JOB: Rewrite all of the records below with every instance of "legend-swatch" changed to "legend-marker" and everything else left as is. Omit the pictures from your answer.

--- Begin ---

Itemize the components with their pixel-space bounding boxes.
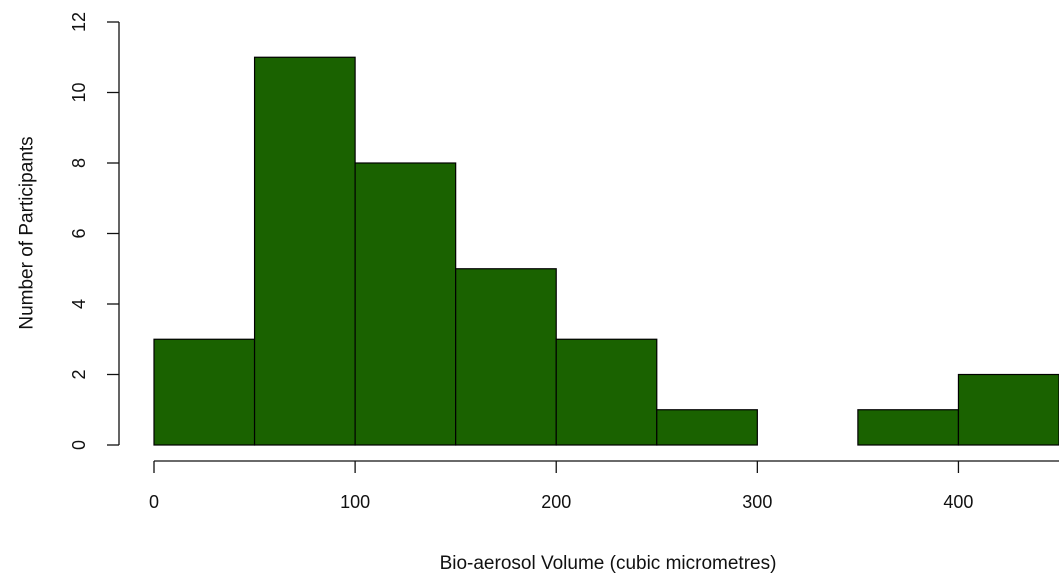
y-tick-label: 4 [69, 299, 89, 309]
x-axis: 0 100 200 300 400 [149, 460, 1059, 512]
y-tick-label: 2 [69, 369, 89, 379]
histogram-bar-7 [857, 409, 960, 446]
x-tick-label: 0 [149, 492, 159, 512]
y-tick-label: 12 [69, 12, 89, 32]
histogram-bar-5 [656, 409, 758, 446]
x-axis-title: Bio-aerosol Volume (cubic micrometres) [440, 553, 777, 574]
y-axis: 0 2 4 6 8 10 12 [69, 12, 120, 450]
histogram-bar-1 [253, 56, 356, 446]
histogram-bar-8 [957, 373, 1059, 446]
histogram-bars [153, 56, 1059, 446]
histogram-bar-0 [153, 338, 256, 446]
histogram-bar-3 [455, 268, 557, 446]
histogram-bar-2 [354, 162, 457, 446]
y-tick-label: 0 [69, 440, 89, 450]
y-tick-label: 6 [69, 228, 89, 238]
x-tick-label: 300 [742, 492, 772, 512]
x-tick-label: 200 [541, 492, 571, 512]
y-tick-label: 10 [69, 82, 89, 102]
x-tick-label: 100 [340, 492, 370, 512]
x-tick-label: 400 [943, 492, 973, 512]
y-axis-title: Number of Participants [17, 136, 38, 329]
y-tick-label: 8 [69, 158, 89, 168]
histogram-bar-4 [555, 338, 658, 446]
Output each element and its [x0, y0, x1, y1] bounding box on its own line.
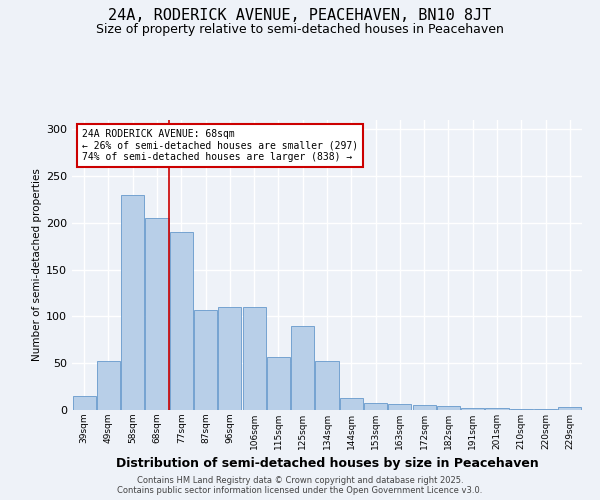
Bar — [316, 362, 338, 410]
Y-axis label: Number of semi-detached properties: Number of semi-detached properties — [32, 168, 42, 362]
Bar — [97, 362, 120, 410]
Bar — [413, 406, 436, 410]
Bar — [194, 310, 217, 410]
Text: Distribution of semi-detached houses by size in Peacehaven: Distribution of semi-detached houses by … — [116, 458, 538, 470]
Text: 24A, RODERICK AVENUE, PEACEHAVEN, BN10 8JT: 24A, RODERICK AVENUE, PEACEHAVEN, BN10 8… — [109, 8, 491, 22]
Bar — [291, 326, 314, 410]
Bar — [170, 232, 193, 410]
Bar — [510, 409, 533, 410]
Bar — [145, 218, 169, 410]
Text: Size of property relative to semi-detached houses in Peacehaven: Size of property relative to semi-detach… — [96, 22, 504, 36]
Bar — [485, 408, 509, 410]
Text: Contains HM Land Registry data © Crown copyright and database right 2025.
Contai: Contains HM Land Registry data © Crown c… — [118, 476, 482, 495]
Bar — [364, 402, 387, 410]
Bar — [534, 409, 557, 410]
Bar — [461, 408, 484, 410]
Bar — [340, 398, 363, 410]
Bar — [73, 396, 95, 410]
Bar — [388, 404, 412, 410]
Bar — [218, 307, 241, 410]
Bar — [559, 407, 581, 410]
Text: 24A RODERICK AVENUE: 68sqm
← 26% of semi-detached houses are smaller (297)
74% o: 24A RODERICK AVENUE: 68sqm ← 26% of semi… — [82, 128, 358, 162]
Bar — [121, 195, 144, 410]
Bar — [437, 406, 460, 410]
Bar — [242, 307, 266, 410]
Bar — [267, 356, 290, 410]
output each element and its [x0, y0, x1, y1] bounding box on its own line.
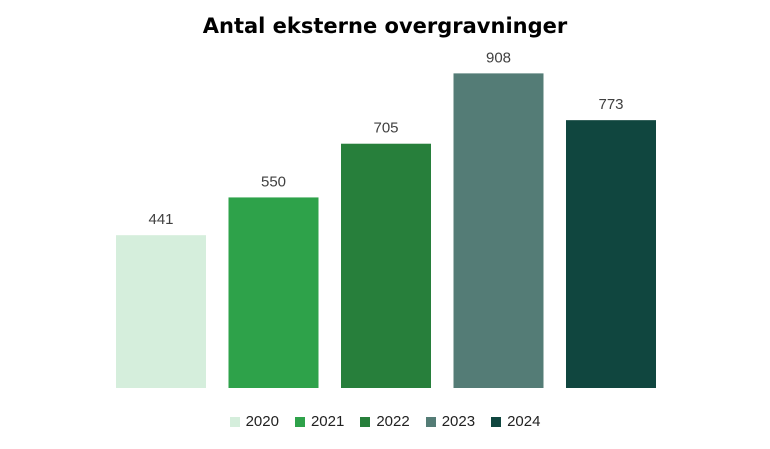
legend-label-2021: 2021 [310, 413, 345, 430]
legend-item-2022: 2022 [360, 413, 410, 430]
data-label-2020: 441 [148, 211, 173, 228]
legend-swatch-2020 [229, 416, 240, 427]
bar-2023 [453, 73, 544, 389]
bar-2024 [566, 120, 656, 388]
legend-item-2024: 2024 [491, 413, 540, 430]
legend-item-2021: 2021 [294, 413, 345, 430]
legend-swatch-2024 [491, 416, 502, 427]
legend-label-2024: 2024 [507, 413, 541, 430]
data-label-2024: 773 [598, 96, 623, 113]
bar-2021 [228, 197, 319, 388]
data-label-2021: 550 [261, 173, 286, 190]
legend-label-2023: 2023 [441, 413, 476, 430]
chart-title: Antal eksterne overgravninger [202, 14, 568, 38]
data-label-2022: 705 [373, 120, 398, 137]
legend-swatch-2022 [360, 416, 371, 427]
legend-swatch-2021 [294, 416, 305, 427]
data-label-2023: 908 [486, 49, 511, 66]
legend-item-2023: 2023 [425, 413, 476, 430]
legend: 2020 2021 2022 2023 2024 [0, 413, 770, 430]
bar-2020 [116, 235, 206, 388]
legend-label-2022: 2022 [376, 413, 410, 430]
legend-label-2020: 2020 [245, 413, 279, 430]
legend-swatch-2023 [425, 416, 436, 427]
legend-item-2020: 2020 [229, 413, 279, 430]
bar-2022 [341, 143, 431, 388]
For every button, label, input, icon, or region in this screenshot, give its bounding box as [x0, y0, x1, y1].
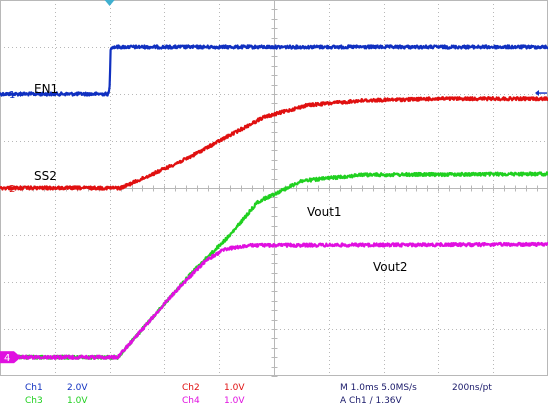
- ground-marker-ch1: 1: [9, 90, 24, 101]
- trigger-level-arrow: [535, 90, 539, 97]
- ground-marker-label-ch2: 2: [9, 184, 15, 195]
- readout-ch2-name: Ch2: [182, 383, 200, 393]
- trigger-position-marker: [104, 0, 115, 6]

--- End ---

EXERCISE RESPONSE:
Itemize the components with their pixel-space bounding boxes.
y-tick-label: 4 [69, 299, 89, 309]
x-axis: 0 100 200 300 400 [149, 460, 1059, 512]
y-tick-label: 2 [69, 369, 89, 379]
histogram-bar-7 [857, 409, 960, 446]
x-tick-label: 0 [149, 492, 159, 512]
y-tick-label: 12 [69, 12, 89, 32]
histogram-bar-5 [656, 409, 758, 446]
x-axis-title: Bio-aerosol Volume (cubic micrometres) [440, 553, 777, 574]
y-axis: 0 2 4 6 8 10 12 [69, 12, 120, 450]
histogram-bar-1 [253, 56, 356, 446]
histogram-bar-8 [957, 373, 1059, 446]
histogram-bars [153, 56, 1059, 446]
histogram-bar-0 [153, 338, 256, 446]
histogram-bar-3 [455, 268, 557, 446]
histogram-bar-2 [354, 162, 457, 446]
y-tick-label: 0 [69, 440, 89, 450]
y-tick-label: 6 [69, 228, 89, 238]
x-tick-label: 300 [742, 492, 772, 512]
x-tick-label: 200 [541, 492, 571, 512]
y-tick-label: 10 [69, 82, 89, 102]
x-tick-label: 100 [340, 492, 370, 512]
x-tick-label: 400 [943, 492, 973, 512]
y-axis-title: Number of Participants [17, 136, 38, 329]
y-tick-label: 8 [69, 158, 89, 168]
histogram-bar-4 [555, 338, 658, 446]
Output each element and its [x0, y0, x1, y1] bounding box on its own line.
Bar — [316, 362, 338, 410]
Y-axis label: Number of semi-detached properties: Number of semi-detached properties — [32, 168, 42, 362]
Bar — [97, 362, 120, 410]
Bar — [413, 406, 436, 410]
Bar — [194, 310, 217, 410]
Text: Distribution of semi-detached houses by size in Peacehaven: Distribution of semi-detached houses by … — [116, 458, 538, 470]
Text: 24A, RODERICK AVENUE, PEACEHAVEN, BN10 8JT: 24A, RODERICK AVENUE, PEACEHAVEN, BN10 8… — [109, 8, 491, 22]
Bar — [291, 326, 314, 410]
Bar — [170, 232, 193, 410]
Bar — [510, 409, 533, 410]
Bar — [145, 218, 169, 410]
Text: Size of property relative to semi-detached houses in Peacehaven: Size of property relative to semi-detach… — [96, 22, 504, 36]
Bar — [485, 408, 509, 410]
Text: Contains HM Land Registry data © Crown copyright and database right 2025.
Contai: Contains HM Land Registry data © Crown c… — [118, 476, 482, 495]
Bar — [364, 402, 387, 410]
Bar — [534, 409, 557, 410]
Bar — [461, 408, 484, 410]
Bar — [340, 398, 363, 410]
Bar — [73, 396, 95, 410]
Bar — [388, 404, 412, 410]
Bar — [218, 307, 241, 410]
Bar — [559, 407, 581, 410]
Text: 24A RODERICK AVENUE: 68sqm
← 26% of semi-detached houses are smaller (297)
74% o: 24A RODERICK AVENUE: 68sqm ← 26% of semi… — [82, 128, 358, 162]
Bar — [121, 195, 144, 410]
Bar — [437, 406, 460, 410]
Bar — [242, 307, 266, 410]
Bar — [267, 356, 290, 410]
output each element and its [x0, y0, x1, y1] bounding box on its own line.
legend-label-2021: 2021 [310, 413, 345, 430]
legend-item-2022: 2022 [360, 413, 410, 430]
data-label-2020: 441 [148, 211, 173, 228]
legend-marker-2020 [229, 416, 240, 427]
bar-2023 [453, 73, 544, 389]
bar-2024 [566, 120, 656, 388]
legend-item-2024: 2024 [491, 413, 540, 430]
legend-item-2021: 2021 [294, 413, 345, 430]
legend-marker-2024 [491, 416, 502, 427]
legend-label-2024: 2024 [507, 413, 541, 430]
data-label-2024: 773 [598, 96, 623, 113]
bar-2021 [228, 197, 319, 388]
data-label-2021: 550 [261, 173, 286, 190]
legend-label-2023: 2023 [441, 413, 476, 430]
chart-title: Antal eksterne overgravninger [202, 14, 568, 38]
data-label-2022: 705 [373, 120, 398, 137]
legend-marker-2022 [360, 416, 371, 427]
legend-marker-2021 [294, 416, 305, 427]
data-label-2023: 908 [486, 49, 511, 66]
legend-item-2023: 2023 [425, 413, 476, 430]
legend: 2020 2021 2022 2023 2024 [0, 413, 770, 430]
bar-2020 [116, 235, 206, 388]
legend-label-2022: 2022 [376, 413, 410, 430]
legend-label-2020: 2020 [245, 413, 279, 430]
legend-marker-2023 [425, 416, 436, 427]
legend-item-2020: 2020 [229, 413, 279, 430]
bar-2022 [341, 143, 431, 388]
For every button, label, input, icon, or region in this screenshot, give its bounding box as [x0, y0, x1, y1].
- ground-marker-ch1: 1: [9, 90, 24, 101]
- trigger-level-arrow: [535, 90, 539, 97]
- ground-marker-label-ch2: 2: [9, 184, 15, 195]
- readout-ch2-name: Ch2: [182, 383, 200, 393]
- trigger-position-marker: [104, 0, 115, 6]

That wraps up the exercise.